**WHAT IS REQUIRED**
Go through the data below. List every line that holds the word "Generator".

**INFORMATION SHOWN**
· · · · · · ·

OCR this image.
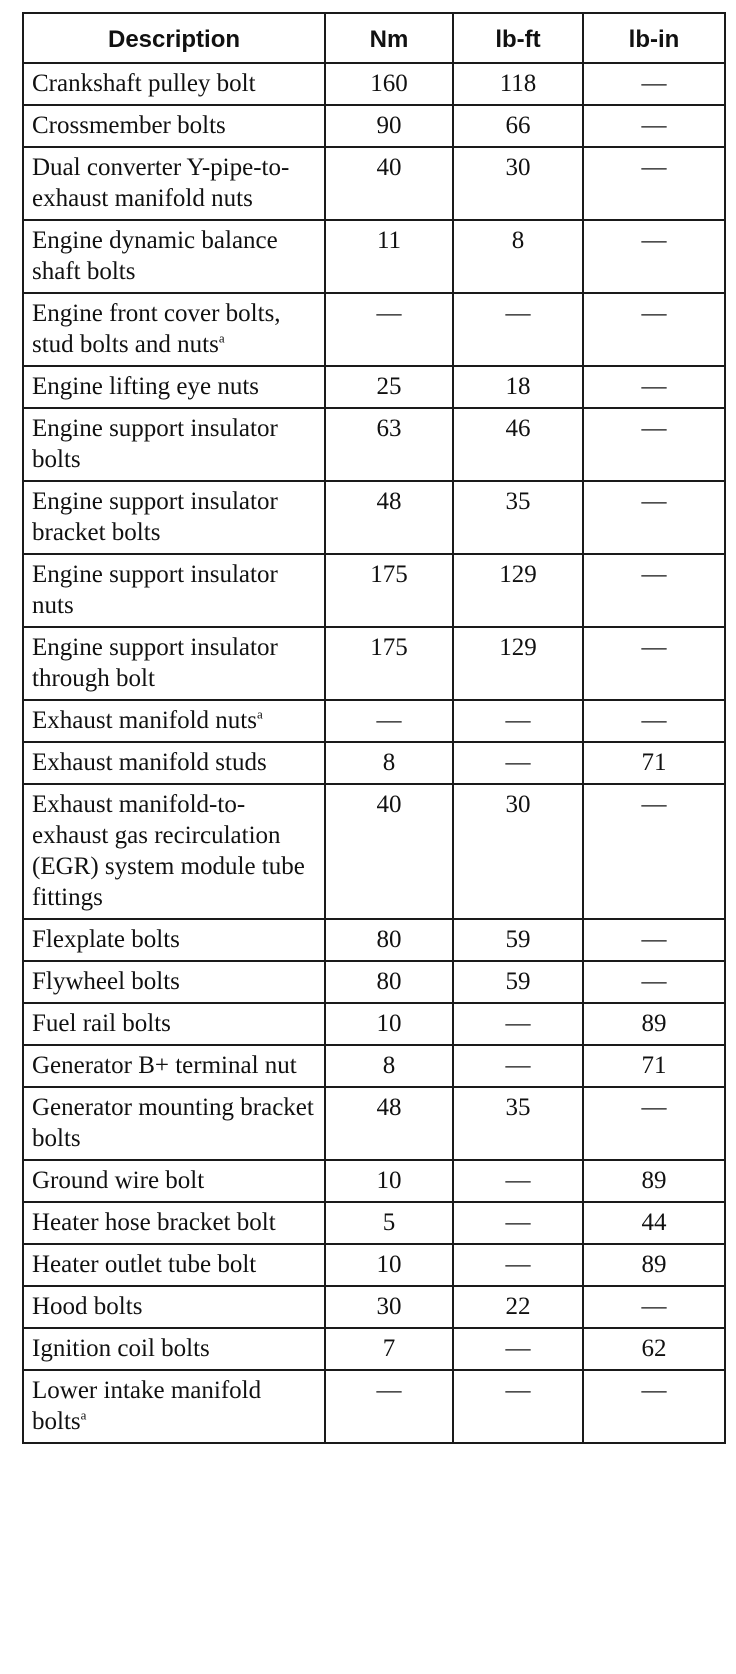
Description	Nm	lb-ft	lb-in
Crankshaft pulley bolt	160	118	—
Crossmember bolts	90	66	—
Dual converter Y-pipe-to-exhaust manifold nuts	40	30	—
Engine dynamic balance shaft bolts	11	8	—
Engine front cover bolts, stud bolts and nuts$^a$	—	—	—
Engine lifting eye nuts	25	18	—
Engine support insulator bolts	63	46	—
Engine support insulator bracket bolts	48	35	—
Engine support insulator nuts	175	129	—
Engine support insulator through bolt	175	129	—
Exhaust manifold nuts$^a$	—	—	—
Exhaust manifold studs	8	—	71
Exhaust manifold-to-exhaust gas recirculation (EGR) system module tube fittings	40	30	—
Flexplate bolts	80	59	—
Flywheel bolts	80	59	—
Fuel rail bolts	10	—	89
Generator B+ terminal nut	8	—	71
Generator mounting bracket bolts	48	35	—
Ground wire bolt	10	—	89
Heater hose bracket bolt	5	—	44
Heater outlet tube bolt	10	—	89
Hood bolts	30	22	—
Ignition coil bolts	7	—	62
Lower intake manifold bolts$^a$	—	—	—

· · · · · · ·

**THE COMPLETED TASK**
Generator B+ terminal nut	8	—	71
Generator mounting bracket bolts	48	35	—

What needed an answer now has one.